→ **Fragmento del documento**:
__________________________________________________

El primero de enero de 1959 se materializó el triunfo político y militar del ejército guerrillero de Fidel Castro sobre la dictadura de Fulgencio Batista. Fue, como señalaba Hugh Thomas en su extenso estudio sobre Cuba, “un momento único de la historia cubana, el amanecer de una nueva era.”

Nadie, ni el prestigioso historiador británico, podía percibir que aquellos días de exuberante frenesí popular también marcaban el principio del fin de una gran ilusión y que ahora, al cumplirse su 60 aniversario, Yoani Sánchez, cronista implacable de la Cuba que no cambia desde entonces, ha condenado sin contemplaciones en artículo publicado en el diario español El País la semana pasada: “Como un gesto de profundo simbolismo”, fue su sentencia, “el acto oficial para celebrar el triunfo de la revolución cubana se hizo en el cementerio de Santa Efigenia en Santiago de Cuba. Más que el cumpleaños de algo vivo, sus defensores se reunieron alrededor del cadáver de un proceso, del ataúd de una utopía.”

El origen de esta frustración que acaba de cumplir 60 años de vida, hay que buscarlo en el hecho de que el derrocamiento del dictador Batista, en lugar de restaurar la democracia en Cuba, se transformó muy pronto en una revolución que dejaba de lado sus simpáticas características de estallido popular con aires de romanticismo garibaldino y le presentó a los cubanos y al gobierno de Estados Unidos, a sólo 90 millas de distancia, el desafío de una revolución a la manera bolchevique, socialista y antiestadounidense, que desde el primer día se arrojaba en brazos de la Unión Soviética y se dedicaba de lleno a la tarea subversiva de exportar su ideología y sus métodos de lucha violentos al resto de América Latina.

__________________________________________________

→ **Registros de datos**:
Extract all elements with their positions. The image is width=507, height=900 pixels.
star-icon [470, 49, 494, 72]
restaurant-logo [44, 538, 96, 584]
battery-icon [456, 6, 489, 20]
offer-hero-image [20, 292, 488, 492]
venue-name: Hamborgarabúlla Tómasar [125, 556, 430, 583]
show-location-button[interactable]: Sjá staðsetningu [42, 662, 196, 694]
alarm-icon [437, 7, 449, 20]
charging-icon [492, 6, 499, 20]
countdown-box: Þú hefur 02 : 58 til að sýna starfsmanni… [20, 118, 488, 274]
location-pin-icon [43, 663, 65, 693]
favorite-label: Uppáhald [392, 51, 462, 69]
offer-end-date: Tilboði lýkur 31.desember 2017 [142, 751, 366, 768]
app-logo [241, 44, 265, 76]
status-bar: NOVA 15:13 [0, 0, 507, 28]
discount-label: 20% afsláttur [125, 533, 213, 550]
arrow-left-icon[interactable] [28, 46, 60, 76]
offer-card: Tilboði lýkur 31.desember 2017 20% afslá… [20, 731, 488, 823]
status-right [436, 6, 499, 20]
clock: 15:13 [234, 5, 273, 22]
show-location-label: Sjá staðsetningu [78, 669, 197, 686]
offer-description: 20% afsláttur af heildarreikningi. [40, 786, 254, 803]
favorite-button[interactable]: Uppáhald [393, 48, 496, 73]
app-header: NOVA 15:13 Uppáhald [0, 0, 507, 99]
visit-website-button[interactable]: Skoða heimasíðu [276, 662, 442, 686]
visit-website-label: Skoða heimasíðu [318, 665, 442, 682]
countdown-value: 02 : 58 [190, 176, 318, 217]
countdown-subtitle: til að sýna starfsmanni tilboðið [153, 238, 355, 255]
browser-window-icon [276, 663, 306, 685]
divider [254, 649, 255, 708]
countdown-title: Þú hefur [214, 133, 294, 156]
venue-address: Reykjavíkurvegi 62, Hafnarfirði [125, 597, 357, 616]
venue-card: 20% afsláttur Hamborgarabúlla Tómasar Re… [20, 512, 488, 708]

__________________________________________________

→ **Tarea**:
Transcriba con total fidelidad el pasaje del fragmento sobre la revolución cubana que comienza con "El origen de" y continúa hasta "de América Latina.". Para responder, apóyese exclusivamente en el fragmento.

→ **Respuesta**:
El origen de esta frustración que acaba de cumplir 60 años de vida, hay que buscarlo en el hecho de que el derrocamiento del dictador Batista, en lugar de restaurar la democracia en Cuba, se transformó muy pronto en una revolución que dejaba de lado sus simpáticas características de estallido popular con aires de romanticismo garibaldino y le presentó a los cubanos y al gobierno de Estados Unidos, a sólo 90 millas de distancia, el desafío de una revolución a la manera bolchevique, socialista y antiestadounidense, que desde el primer día se arrojaba en brazos de la Unión Soviética y se dedicaba de lleno a la tarea subversiva de exportar su ideología y sus métodos de lucha violentos al resto de América Latina.